RALEIGH – When energy utility Duke Energy actually took account of tangible bottom line effects of implementing more solar power on the grid, they found this favored renewable energy of the Green movement isn’t green at all. For all the fantasy floated by the Left on renewables, those grounded in reality acknowledge that such power sources aren’t consistent enough to be incorporated without adding necessary redundancies. Put simply, for every new solar farm hooked up to the grid, you need a consistent source of energy like a natural gas plant to even out the flow of power. Funny thing, the sun doesn’t shine at night.
Former Secretary of the N.C. Department of Environmental Quality under Governor Pat McCrory and Senior Fellow at the John Locke Foundation Donald van der Vaart points out just how inconvenient of a truth this is for the Left in the Federalist.
“If we expect to create a prosperous future fueled by low-cost, clean energy, it’s time to recalibrate the way we think about renewables. That requires us to move beyond the once cutting-edge view that solar power is a key ingredient in lowering greenhouse gas emissions.
Ironically, a frequent target of environmentalists, Duke Energy, is showing us that’s not the case. In fact, Duke documents show the negative impact of deploying solar power on the electric grid.

:::

- **What to do**
• A. Retype everything in the Duke Energy solar passage from "Ironically, a frequent" down to "the electric grid.".
• B. According to the Duke Energy solar passage, why does each new solar farm added to the grid need a consistent source such as a natural gas plant?
• C. Answer these questions about the Duke Energy solar passage:
(i) Which city opens the passage?
(ii) Under which governor did Donald van der Vaart serve as Secretary of the N.C. Department of Environmental Quality?
(iii) What do Duke documents show, according to the last paragraph?

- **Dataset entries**
:::

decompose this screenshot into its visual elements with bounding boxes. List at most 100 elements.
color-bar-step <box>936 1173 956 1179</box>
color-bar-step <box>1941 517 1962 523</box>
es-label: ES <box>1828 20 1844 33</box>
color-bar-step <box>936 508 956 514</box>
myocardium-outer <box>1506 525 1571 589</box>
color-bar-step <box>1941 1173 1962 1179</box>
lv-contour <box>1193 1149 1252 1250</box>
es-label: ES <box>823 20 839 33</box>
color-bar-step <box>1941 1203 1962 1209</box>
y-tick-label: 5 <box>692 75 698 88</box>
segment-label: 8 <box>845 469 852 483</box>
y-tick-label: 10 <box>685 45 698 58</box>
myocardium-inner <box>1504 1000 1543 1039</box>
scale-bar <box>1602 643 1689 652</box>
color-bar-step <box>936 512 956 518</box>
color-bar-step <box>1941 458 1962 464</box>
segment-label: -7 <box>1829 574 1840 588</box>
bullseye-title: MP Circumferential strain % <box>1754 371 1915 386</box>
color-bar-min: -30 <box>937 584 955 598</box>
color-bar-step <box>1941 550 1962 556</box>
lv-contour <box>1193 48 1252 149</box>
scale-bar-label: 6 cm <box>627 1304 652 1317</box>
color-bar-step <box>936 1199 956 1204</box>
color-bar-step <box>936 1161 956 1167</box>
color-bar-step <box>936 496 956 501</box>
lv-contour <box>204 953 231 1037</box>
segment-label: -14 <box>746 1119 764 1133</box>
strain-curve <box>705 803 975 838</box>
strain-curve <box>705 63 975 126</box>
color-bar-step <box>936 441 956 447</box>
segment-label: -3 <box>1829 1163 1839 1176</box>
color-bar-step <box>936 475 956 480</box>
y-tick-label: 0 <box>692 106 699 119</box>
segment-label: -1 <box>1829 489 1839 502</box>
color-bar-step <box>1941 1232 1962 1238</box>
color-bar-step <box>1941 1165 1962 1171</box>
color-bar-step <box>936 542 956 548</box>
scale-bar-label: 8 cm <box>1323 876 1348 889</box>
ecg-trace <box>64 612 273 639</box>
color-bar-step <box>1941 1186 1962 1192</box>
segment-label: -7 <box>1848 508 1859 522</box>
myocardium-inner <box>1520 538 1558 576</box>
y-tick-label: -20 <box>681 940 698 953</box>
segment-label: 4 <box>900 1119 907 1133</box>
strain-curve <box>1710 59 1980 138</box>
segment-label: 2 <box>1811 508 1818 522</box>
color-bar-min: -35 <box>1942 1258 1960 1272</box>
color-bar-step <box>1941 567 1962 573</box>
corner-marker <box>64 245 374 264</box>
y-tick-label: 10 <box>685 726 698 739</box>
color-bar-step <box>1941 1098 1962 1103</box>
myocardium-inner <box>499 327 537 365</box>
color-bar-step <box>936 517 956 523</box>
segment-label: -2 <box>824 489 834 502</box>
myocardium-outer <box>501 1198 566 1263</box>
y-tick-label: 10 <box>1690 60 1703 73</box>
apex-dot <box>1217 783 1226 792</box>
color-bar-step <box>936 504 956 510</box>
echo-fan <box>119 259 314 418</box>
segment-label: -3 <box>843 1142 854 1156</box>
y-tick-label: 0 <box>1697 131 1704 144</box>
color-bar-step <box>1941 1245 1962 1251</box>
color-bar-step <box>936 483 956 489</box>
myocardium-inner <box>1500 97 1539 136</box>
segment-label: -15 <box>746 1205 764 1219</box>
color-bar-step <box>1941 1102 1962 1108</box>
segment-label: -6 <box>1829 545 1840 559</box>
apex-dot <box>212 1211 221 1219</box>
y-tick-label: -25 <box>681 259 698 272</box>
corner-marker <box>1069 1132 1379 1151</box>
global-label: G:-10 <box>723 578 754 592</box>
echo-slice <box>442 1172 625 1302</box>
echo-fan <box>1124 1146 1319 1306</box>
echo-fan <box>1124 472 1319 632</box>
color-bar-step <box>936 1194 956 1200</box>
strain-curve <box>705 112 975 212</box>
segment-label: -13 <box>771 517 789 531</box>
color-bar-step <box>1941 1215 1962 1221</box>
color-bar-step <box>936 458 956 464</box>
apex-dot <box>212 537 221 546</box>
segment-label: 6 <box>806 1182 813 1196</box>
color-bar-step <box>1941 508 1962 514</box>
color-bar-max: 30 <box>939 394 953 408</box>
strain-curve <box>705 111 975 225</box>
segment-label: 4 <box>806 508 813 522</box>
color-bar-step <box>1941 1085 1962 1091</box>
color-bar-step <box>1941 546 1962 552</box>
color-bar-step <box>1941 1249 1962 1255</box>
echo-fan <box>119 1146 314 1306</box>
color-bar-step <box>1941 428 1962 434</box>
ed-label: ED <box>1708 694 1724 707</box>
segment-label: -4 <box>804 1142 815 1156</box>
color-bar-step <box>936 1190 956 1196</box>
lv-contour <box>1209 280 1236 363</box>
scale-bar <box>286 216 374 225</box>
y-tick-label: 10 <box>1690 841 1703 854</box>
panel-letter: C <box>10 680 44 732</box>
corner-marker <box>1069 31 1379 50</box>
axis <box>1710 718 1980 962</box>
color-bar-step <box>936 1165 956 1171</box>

:::

- **Solutions in order**
• A.
Ironically, a frequent target of environmentalists, Duke Energy, is showing us that’s not the case. In fact, Duke documents show the negative impact of deploying solar power on the electric grid.

• B. The passage says solar power sources aren't consistent enough to be added to the grid without redundancies, so a steady source is needed to even out the flow of power. It points out that the sun doesn't shine at night.

• C.
(i) Raleigh
(ii) Governor Pat McCrory
(iii) The negative impact of deploying solar power on the electric grid